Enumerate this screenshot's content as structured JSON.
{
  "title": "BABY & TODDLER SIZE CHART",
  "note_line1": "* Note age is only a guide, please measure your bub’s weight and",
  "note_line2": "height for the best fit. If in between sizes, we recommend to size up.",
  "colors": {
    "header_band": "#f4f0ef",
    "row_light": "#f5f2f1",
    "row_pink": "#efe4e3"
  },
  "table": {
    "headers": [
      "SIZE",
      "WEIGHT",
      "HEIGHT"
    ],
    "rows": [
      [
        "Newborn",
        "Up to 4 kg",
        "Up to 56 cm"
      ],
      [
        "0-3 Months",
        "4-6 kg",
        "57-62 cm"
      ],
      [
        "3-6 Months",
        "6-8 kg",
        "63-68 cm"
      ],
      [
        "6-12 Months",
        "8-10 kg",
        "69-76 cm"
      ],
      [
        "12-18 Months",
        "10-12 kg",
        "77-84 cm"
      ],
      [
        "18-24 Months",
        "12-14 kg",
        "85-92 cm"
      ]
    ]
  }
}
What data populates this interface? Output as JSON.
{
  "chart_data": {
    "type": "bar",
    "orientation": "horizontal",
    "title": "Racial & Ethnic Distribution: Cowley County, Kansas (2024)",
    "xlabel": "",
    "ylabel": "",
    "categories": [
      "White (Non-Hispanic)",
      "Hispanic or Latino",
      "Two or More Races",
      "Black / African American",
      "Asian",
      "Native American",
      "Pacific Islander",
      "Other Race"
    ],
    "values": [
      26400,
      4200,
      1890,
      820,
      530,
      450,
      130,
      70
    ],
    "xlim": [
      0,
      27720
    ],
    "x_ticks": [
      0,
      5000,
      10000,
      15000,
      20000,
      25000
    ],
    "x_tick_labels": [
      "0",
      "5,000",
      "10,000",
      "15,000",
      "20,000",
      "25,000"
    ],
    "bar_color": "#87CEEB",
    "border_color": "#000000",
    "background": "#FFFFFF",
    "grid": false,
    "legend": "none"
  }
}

• _PROBLEM DETAILS_:
Of all the lines in the data above, state how many include "this". Say only the number.

• _WORKED SOLUTION_:
2